== DO THIS ==
Return all lines that include the string "plain".

-----

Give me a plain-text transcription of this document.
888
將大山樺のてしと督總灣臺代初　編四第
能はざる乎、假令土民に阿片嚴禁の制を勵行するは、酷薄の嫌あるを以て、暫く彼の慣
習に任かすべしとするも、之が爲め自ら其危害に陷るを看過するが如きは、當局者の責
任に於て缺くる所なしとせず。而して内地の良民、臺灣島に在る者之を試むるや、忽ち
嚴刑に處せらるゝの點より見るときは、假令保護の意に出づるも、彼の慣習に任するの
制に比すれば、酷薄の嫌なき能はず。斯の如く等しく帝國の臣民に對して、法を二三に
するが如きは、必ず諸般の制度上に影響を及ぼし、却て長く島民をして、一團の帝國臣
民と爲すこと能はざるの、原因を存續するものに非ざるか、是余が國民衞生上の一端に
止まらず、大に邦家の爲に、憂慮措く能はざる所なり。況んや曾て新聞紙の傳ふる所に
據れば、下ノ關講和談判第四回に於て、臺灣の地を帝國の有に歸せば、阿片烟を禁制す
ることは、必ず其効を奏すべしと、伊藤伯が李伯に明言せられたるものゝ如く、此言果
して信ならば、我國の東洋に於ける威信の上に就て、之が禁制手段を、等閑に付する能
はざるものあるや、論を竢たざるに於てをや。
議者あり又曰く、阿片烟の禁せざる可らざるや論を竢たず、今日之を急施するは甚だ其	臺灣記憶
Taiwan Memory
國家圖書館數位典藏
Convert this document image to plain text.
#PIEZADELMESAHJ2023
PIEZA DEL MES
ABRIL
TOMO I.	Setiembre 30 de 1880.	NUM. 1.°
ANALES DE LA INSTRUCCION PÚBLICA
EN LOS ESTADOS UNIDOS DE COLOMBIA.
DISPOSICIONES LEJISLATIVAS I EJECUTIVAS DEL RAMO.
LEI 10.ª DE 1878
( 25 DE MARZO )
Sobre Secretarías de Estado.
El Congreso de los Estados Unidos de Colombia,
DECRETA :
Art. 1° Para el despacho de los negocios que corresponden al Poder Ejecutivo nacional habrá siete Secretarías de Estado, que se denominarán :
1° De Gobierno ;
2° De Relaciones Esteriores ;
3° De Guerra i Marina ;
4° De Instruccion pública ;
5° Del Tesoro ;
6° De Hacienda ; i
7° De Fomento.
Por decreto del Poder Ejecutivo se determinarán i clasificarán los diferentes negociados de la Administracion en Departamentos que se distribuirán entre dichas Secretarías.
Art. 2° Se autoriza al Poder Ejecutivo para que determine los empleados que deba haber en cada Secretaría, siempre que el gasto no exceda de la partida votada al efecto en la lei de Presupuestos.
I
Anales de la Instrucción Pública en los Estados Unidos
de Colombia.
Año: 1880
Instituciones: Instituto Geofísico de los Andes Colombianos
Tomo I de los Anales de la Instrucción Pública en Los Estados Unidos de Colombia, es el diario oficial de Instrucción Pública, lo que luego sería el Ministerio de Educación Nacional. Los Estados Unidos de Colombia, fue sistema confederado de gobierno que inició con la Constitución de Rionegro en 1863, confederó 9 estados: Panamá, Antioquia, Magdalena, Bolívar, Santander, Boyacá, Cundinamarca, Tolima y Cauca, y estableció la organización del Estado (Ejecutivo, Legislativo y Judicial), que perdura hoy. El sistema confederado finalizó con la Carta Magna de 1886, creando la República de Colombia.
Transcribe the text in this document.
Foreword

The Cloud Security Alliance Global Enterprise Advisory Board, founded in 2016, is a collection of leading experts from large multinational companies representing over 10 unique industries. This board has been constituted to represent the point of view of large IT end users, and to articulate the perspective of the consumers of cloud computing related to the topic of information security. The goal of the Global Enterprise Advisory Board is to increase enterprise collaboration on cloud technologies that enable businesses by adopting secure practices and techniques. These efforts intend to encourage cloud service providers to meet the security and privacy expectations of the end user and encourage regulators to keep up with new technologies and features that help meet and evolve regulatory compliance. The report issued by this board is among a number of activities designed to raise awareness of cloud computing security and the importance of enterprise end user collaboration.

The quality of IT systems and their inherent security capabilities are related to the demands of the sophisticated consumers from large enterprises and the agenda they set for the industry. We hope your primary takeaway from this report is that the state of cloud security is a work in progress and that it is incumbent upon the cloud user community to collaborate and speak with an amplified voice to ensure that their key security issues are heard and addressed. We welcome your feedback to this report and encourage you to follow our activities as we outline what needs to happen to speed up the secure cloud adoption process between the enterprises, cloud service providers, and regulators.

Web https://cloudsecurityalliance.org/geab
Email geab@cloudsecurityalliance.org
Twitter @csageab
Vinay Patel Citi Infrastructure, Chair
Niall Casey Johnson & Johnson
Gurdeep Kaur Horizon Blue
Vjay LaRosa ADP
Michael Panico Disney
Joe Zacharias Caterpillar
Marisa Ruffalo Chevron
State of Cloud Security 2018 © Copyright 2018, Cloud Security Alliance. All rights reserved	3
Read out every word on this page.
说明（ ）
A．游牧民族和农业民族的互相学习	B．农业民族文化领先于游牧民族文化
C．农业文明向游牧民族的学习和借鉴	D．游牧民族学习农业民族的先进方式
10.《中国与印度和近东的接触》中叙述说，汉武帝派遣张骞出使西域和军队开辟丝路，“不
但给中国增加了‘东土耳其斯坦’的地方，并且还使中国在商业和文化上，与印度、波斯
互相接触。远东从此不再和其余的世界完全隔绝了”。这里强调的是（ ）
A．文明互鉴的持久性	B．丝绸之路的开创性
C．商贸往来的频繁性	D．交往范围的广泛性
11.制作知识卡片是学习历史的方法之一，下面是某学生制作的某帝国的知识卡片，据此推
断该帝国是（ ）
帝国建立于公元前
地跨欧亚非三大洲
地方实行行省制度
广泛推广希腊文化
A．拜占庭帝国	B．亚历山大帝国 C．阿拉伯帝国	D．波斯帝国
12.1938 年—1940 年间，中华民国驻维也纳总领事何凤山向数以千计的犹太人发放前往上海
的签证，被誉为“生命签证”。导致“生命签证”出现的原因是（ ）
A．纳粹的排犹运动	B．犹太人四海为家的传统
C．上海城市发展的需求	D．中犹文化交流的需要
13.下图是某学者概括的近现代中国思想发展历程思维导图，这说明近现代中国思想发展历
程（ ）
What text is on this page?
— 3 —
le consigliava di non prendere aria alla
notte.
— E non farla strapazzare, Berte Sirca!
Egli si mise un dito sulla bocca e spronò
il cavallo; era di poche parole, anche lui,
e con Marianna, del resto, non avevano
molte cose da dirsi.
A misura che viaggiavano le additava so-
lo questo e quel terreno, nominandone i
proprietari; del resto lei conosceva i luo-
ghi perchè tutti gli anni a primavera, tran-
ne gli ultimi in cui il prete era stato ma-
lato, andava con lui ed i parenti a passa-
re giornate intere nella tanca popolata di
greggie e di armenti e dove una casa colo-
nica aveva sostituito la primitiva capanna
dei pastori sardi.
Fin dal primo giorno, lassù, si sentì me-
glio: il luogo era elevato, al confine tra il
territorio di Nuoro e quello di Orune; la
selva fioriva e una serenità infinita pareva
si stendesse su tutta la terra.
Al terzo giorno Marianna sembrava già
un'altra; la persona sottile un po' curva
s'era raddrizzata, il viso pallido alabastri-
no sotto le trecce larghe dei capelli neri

-----

== ANSWER BELOW ==
Give me a plain-text transcription of this document.
Convert this document image to plain text.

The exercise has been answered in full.